- **Dataset records**
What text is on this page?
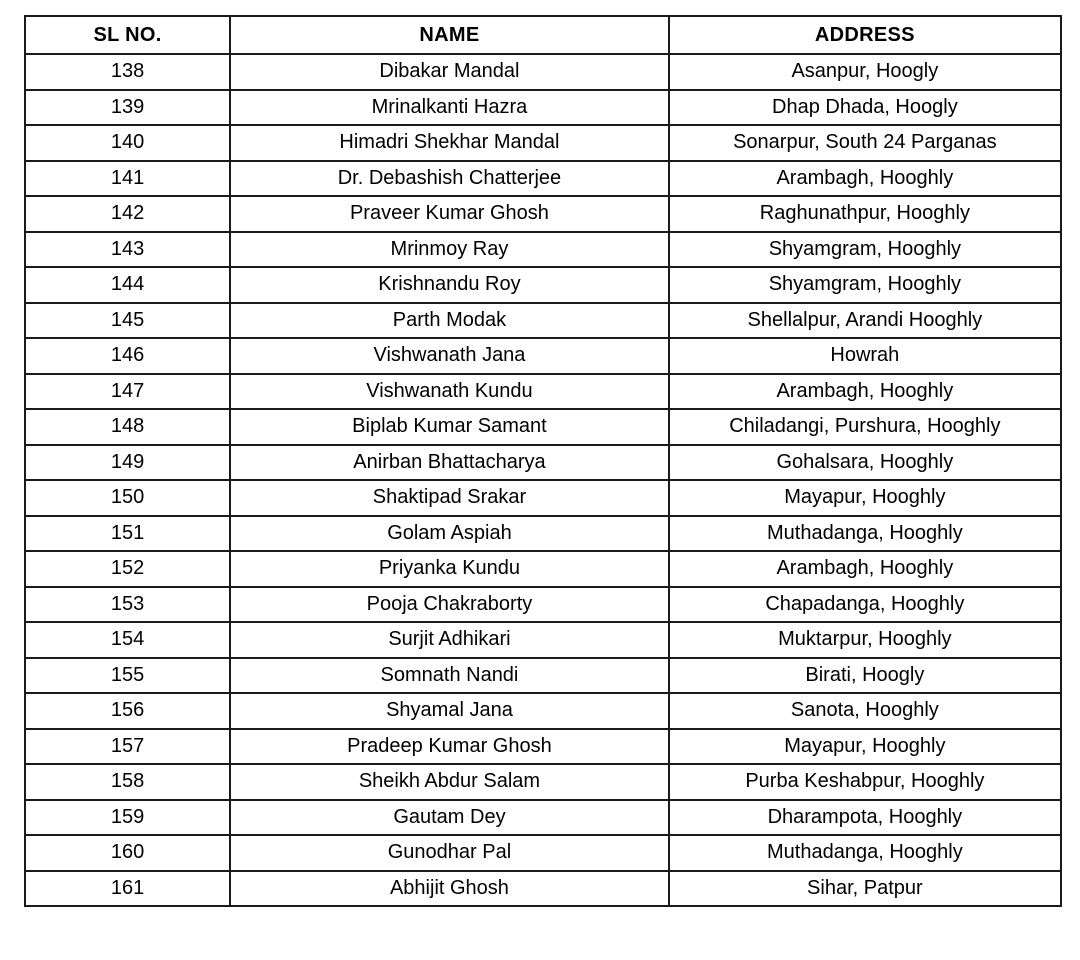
SL NO.	NAME	ADDRESS
138	Dibakar Mandal	Asanpur, Hoogly
139	Mrinalkanti Hazra	Dhap Dhada, Hoogly
140	Himadri Shekhar Mandal	Sonarpur, South 24 Parganas
141	Dr. Debashish Chatterjee	Arambagh, Hooghly
142	Praveer Kumar Ghosh	Raghunathpur, Hooghly
143	Mrinmoy Ray	Shyamgram, Hooghly
144	Krishnandu Roy	Shyamgram, Hooghly
145	Parth Modak	Shellalpur, Arandi Hooghly
146	Vishwanath Jana	Howrah
147	Vishwanath Kundu	Arambagh, Hooghly
148	Biplab Kumar Samant	Chiladangi, Purshura, Hooghly
149	Anirban Bhattacharya	Gohalsara, Hooghly
150	Shaktipad Srakar	Mayapur, Hooghly
151	Golam Aspiah	Muthadanga, Hooghly
152	Priyanka Kundu	Arambagh, Hooghly
153	Pooja Chakraborty	Chapadanga, Hooghly
154	Surjit Adhikari	Muktarpur, Hooghly
155	Somnath Nandi	Birati, Hoogly
156	Shyamal Jana	Sanota, Hooghly
157	Pradeep Kumar Ghosh	Mayapur, Hooghly
158	Sheikh Abdur Salam	Purba Keshabpur, Hooghly
159	Gautam Dey	Dharampota, Hooghly
160	Gunodhar Pal	Muthadanga, Hooghly
161	Abhijit Ghosh	Sihar, Patpur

- **Problem statement**
Of the lines in the listing, how many hold the word "Ghosh"? Nothing but the number is needed.

- **Response**
3